What to work on = Find the number of lines containing the string "lever" in the data. Answer with the number by itself.

Provided data =
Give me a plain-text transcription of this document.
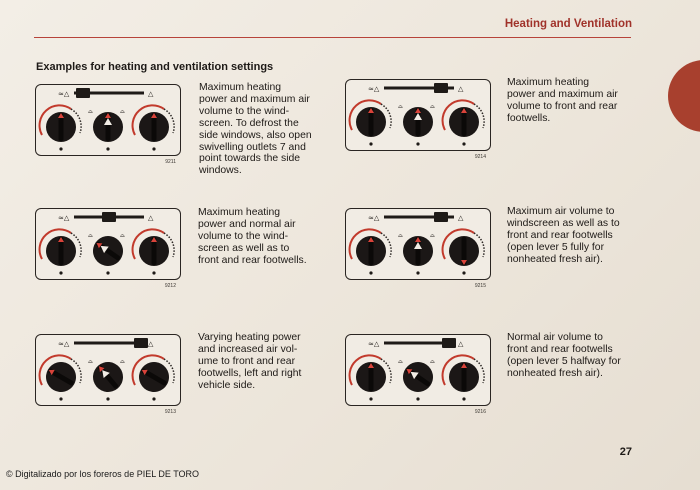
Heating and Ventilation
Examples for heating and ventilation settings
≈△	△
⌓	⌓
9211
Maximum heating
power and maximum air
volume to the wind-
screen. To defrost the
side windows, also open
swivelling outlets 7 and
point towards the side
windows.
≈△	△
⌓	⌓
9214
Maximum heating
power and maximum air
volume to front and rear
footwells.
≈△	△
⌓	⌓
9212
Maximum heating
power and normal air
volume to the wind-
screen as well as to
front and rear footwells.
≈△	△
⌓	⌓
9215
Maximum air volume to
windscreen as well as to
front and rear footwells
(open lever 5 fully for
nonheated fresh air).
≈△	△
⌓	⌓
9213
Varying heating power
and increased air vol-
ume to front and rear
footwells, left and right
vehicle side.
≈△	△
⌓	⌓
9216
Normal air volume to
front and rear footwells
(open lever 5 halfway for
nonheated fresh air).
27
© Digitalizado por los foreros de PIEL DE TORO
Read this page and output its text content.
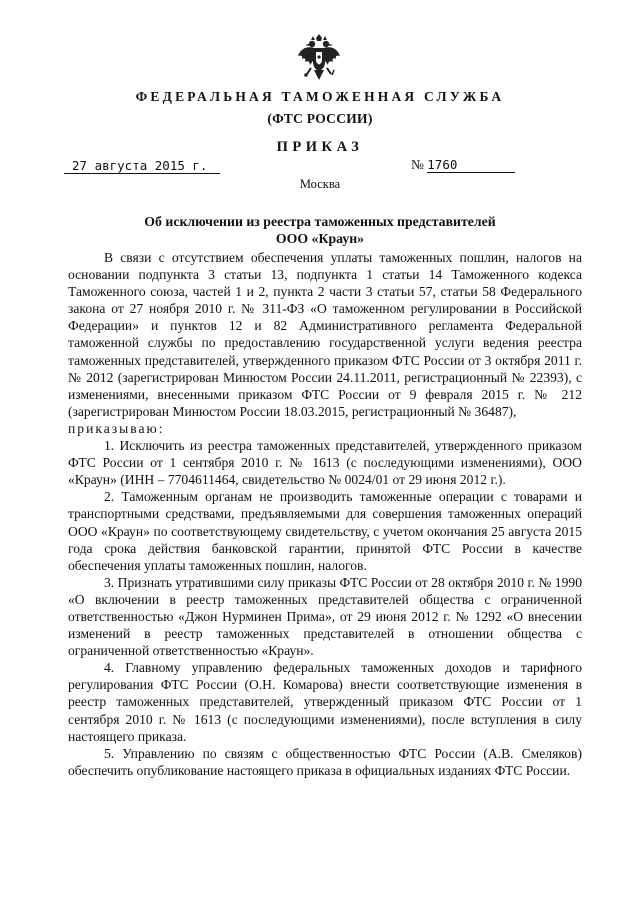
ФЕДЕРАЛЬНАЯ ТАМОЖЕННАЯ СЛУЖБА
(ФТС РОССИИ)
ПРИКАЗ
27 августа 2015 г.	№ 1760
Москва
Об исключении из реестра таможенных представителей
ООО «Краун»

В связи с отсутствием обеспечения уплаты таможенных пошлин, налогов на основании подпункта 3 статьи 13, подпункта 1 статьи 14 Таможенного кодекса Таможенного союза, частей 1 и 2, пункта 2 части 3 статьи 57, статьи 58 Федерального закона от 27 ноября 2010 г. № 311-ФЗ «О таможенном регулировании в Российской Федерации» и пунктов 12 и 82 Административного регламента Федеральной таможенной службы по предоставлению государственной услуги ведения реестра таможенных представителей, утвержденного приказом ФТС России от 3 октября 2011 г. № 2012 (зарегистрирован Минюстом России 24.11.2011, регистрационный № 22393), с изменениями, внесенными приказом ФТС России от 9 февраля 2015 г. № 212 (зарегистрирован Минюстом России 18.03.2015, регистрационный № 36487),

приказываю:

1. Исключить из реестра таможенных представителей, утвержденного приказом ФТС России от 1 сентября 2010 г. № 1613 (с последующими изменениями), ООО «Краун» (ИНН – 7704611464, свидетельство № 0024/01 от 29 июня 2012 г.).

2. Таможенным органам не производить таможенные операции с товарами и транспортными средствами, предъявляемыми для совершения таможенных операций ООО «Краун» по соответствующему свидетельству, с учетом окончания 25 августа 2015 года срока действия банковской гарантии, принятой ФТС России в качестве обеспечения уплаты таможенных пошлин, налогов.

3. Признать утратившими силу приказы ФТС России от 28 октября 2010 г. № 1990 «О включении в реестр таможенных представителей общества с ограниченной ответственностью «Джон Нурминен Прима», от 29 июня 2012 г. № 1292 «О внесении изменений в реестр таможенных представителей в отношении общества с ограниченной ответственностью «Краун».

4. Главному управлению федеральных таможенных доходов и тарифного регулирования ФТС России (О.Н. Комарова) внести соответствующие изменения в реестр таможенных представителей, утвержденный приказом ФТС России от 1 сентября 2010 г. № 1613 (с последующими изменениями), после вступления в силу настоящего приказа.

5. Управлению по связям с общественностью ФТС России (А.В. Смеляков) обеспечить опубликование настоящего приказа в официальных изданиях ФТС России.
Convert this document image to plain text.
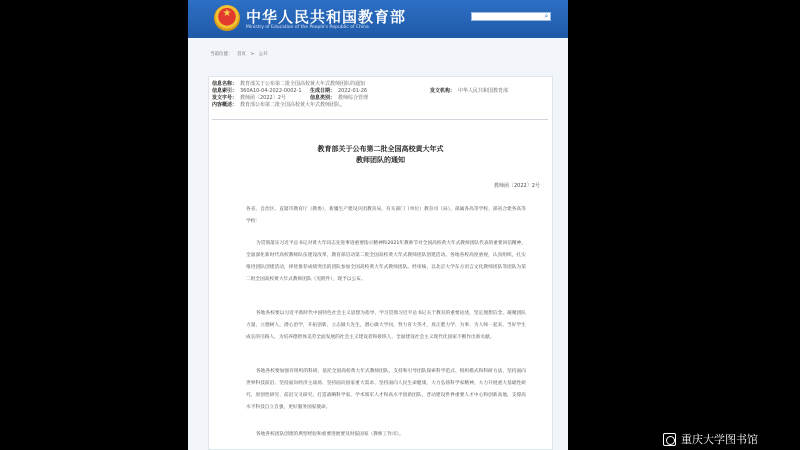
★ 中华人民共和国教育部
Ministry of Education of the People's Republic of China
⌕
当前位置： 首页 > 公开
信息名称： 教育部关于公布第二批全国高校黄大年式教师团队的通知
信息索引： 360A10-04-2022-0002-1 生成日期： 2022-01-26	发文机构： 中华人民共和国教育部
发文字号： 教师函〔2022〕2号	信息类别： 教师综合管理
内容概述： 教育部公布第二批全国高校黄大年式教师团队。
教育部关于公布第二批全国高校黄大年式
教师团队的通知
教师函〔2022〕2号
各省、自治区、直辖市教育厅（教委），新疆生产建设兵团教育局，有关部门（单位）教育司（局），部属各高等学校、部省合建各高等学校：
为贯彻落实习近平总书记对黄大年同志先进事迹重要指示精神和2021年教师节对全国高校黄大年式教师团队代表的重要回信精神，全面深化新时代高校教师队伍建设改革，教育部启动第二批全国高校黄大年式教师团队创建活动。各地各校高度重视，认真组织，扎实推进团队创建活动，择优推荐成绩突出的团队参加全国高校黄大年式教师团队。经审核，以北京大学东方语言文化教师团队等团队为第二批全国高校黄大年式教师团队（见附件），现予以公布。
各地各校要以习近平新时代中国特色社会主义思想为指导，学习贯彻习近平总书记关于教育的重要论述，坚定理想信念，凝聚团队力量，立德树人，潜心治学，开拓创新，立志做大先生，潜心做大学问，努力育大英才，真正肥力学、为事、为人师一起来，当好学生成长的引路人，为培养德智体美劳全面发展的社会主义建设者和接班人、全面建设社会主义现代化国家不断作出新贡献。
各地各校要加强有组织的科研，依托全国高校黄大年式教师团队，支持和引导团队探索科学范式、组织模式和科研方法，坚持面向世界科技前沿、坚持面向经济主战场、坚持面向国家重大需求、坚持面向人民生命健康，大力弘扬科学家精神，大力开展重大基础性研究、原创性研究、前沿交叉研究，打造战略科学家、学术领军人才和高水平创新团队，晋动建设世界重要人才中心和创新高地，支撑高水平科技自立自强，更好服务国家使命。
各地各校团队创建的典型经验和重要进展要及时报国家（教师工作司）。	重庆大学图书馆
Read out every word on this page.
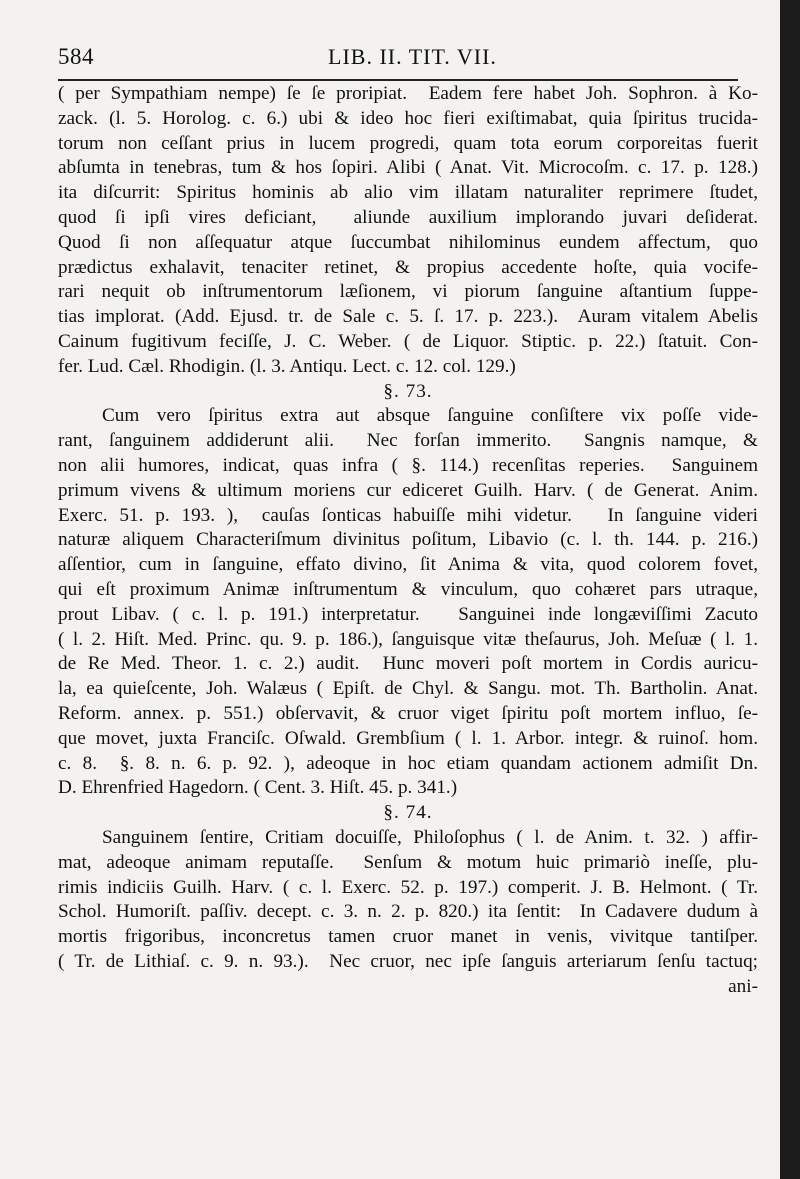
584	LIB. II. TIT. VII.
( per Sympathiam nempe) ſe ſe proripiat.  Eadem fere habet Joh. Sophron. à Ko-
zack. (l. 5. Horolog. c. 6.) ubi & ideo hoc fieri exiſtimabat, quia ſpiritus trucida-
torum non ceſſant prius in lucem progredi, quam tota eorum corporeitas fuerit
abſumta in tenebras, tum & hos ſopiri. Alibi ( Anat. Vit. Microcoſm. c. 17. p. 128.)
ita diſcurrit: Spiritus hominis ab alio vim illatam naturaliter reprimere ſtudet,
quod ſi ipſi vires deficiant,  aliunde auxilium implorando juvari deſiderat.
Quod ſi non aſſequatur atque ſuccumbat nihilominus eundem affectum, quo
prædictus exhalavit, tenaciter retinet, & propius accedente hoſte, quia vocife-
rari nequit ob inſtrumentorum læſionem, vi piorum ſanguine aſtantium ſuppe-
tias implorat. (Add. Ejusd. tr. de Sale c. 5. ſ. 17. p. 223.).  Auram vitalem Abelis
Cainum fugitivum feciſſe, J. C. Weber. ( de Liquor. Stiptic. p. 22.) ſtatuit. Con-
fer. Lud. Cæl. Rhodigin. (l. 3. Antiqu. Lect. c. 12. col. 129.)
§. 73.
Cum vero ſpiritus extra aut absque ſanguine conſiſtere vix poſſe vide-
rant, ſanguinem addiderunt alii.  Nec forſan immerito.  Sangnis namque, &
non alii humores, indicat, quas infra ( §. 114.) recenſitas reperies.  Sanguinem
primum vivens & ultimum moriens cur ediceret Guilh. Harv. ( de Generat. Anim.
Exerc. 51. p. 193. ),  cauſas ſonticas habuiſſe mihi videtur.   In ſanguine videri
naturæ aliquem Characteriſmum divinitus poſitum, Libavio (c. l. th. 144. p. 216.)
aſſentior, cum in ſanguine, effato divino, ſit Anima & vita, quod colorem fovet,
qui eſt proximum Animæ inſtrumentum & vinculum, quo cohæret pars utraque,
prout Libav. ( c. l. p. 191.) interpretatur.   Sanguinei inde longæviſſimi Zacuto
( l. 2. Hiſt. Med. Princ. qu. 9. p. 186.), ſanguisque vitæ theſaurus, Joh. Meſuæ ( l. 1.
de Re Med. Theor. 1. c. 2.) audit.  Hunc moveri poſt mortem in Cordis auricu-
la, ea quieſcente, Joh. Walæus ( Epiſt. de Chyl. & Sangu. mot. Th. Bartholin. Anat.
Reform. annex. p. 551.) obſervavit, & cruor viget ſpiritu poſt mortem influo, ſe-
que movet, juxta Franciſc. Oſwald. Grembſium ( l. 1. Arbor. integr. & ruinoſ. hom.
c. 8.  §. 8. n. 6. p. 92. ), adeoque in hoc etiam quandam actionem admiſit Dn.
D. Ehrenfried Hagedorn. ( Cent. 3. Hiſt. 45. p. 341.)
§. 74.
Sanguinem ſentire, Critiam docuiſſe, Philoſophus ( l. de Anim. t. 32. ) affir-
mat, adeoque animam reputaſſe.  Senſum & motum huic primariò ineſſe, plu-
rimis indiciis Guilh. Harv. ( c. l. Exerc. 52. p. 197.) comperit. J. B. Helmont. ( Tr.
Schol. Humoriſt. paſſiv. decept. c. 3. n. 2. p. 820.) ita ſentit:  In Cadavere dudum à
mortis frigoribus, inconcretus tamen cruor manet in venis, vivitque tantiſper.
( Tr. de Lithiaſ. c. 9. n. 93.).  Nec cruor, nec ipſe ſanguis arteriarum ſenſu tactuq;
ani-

Solution = 2